> [INSTRUCTION] Each line containing the word "территории" must be reported.

> [RECORDS SUPPLIED]
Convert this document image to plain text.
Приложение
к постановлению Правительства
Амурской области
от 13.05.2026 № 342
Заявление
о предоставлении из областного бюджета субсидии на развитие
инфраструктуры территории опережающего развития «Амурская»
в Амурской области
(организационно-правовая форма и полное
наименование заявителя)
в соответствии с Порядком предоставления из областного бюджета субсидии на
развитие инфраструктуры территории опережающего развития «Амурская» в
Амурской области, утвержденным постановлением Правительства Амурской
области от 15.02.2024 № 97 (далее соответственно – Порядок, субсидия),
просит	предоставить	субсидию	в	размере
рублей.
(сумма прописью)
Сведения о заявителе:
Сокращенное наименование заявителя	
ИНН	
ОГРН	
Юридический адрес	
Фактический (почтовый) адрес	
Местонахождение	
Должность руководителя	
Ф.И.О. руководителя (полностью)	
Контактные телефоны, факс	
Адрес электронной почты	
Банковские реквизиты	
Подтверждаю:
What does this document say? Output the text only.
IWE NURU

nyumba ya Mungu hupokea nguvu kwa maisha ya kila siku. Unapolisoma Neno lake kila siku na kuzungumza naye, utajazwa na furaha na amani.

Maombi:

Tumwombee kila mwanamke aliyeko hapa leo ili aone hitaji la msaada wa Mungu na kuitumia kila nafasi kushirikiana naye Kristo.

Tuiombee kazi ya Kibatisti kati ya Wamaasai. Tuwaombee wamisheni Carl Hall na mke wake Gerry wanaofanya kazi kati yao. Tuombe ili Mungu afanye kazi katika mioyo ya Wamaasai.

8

> [TASK RESPONSE]
инфраструктуры территории опережающего развития «Амурская»
развитие инфраструктуры территории опережающего развития «Амурская» в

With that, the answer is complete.